Direction> Exclude the pictures; give every entry again exactly as written.

____ Extracted entries

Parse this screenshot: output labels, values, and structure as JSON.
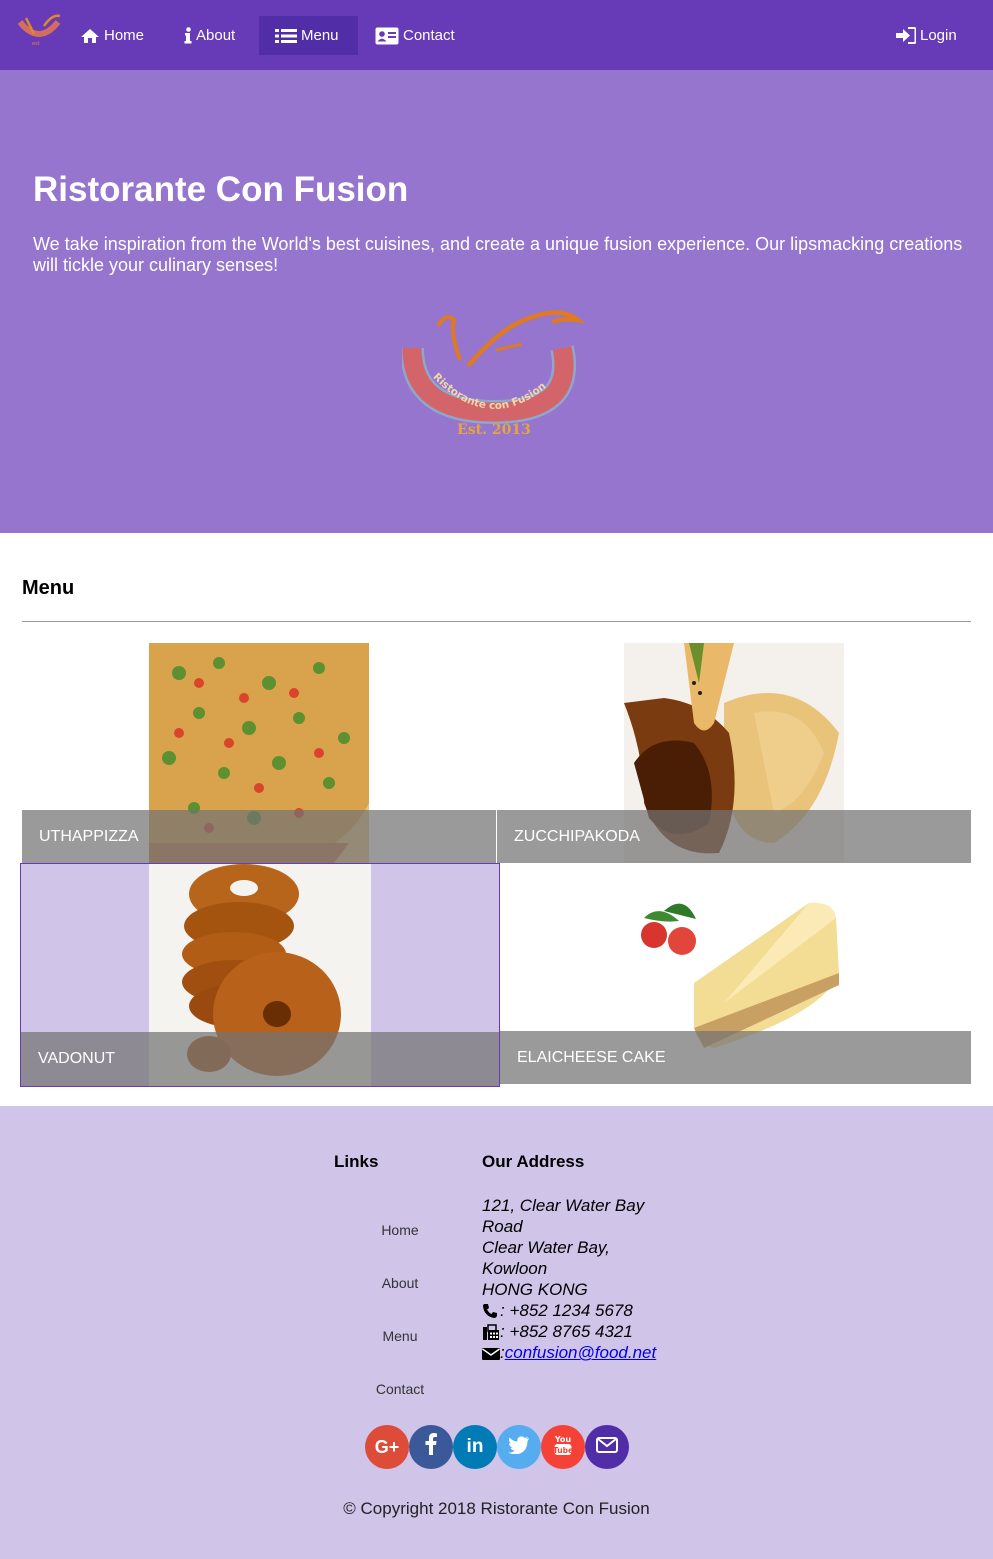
{
  "nav": {
    "items": [
      {
        "label": "Home",
        "icon": "home-icon"
      },
      {
        "label": "About",
        "icon": "info-icon"
      },
      {
        "label": "Menu",
        "icon": "list-icon",
        "active": true
      },
      {
        "label": "Contact",
        "icon": "address-card-icon"
      }
    ],
    "login": {
      "label": "Login",
      "icon": "sign-in-icon"
    }
  },
  "jumbotron": {
    "title": "Ristorante Con Fusion",
    "text": "We take inspiration from the World's best cuisines, and create a unique fusion experience. Our lipsmacking creations will tickle your culinary senses!",
    "logo": {
      "ring_text": "Ristorante con Fusion",
      "est": "Est. 2013"
    }
  },
  "menu": {
    "heading": "Menu",
    "dishes": [
      {
        "name": "UTHAPPIZZA"
      },
      {
        "name": "ZUCCHIPAKODA"
      },
      {
        "name": "VADONUT"
      },
      {
        "name": "ELAICHEESE CAKE"
      }
    ]
  },
  "footer": {
    "links_title": "Links",
    "links": [
      "Home",
      "About",
      "Menu",
      "Contact"
    ],
    "address_title": "Our Address",
    "address_lines": [
      "121, Clear Water Bay",
      "Road",
      "Clear Water Bay,",
      "Kowloon",
      "HONG KONG"
    ],
    "phone": ": +852 1234 5678",
    "fax": ": +852 8765 4321",
    "email_prefix": ": ",
    "email": "confusion@food.net",
    "social": [
      {
        "name": "google-plus",
        "color": "#dd4b39"
      },
      {
        "name": "facebook",
        "color": "#3b5998"
      },
      {
        "name": "linkedin",
        "color": "#007bb6"
      },
      {
        "name": "twitter",
        "color": "#55acee"
      },
      {
        "name": "youtube",
        "color": "#f44336"
      },
      {
        "name": "mail",
        "color": "#512da8"
      }
    ],
    "copyright": "© Copyright 2018 Ristorante Con Fusion"
  },
  "colors": {
    "primary": "#673ab7",
    "primary_dark": "#512da8",
    "jumbotron": "#9575cd",
    "footer": "#d1c4e9"
  }
}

________

Full response>
Parse this screenshot: output labels, values, and structure as JSON.
{
  "nav": {
    "items": [
      {
        "label": "Home",
        "icon": "home-icon"
      },
      {
        "label": "About",
        "icon": "info-icon"
      },
      {
        "label": "Menu",
        "icon": "list-icon",
        "active": true
      },
      {
        "label": "Contact",
        "icon": "address-card-icon"
      }
    ],
    "login": {
      "label": "Login",
      "icon": "sign-in-icon"
    }
  },
  "jumbotron": {
    "title": "Ristorante Con Fusion",
    "text": "We take inspiration from the World's best cuisines, and create a unique fusion experience. Our lipsmacking creations will tickle your culinary senses!",
    "logo": {
      "ring_text": "Ristorante con Fusion",
      "est": "Est. 2013"
    }
  },
  "menu": {
    "heading": "Menu",
    "dishes": [
      {
        "name": "UTHAPPIZZA"
      },
      {
        "name": "ZUCCHIPAKODA"
      },
      {
        "name": "VADONUT"
      },
      {
        "name": "ELAICHEESE CAKE"
      }
    ]
  },
  "footer": {
    "links_title": "Links",
    "links": [
      "Home",
      "About",
      "Menu",
      "Contact"
    ],
    "address_title": "Our Address",
    "address_lines": [
      "121, Clear Water Bay",
      "Road",
      "Clear Water Bay,",
      "Kowloon",
      "HONG KONG"
    ],
    "phone": ": +852 1234 5678",
    "fax": ": +852 8765 4321",
    "email_prefix": ": ",
    "email": "confusion@food.net",
    "social": [
      {
        "name": "google-plus",
        "color": "#dd4b39"
      },
      {
        "name": "facebook",
        "color": "#3b5998"
      },
      {
        "name": "linkedin",
        "color": "#007bb6"
      },
      {
        "name": "twitter",
        "color": "#55acee"
      },
      {
        "name": "youtube",
        "color": "#f44336"
      },
      {
        "name": "mail",
        "color": "#512da8"
      }
    ],
    "copyright": "© Copyright 2018 Ristorante Con Fusion"
  },
  "colors": {
    "primary": "#673ab7",
    "primary_dark": "#512da8",
    "jumbotron": "#9575cd",
    "footer": "#d1c4e9"
  }
}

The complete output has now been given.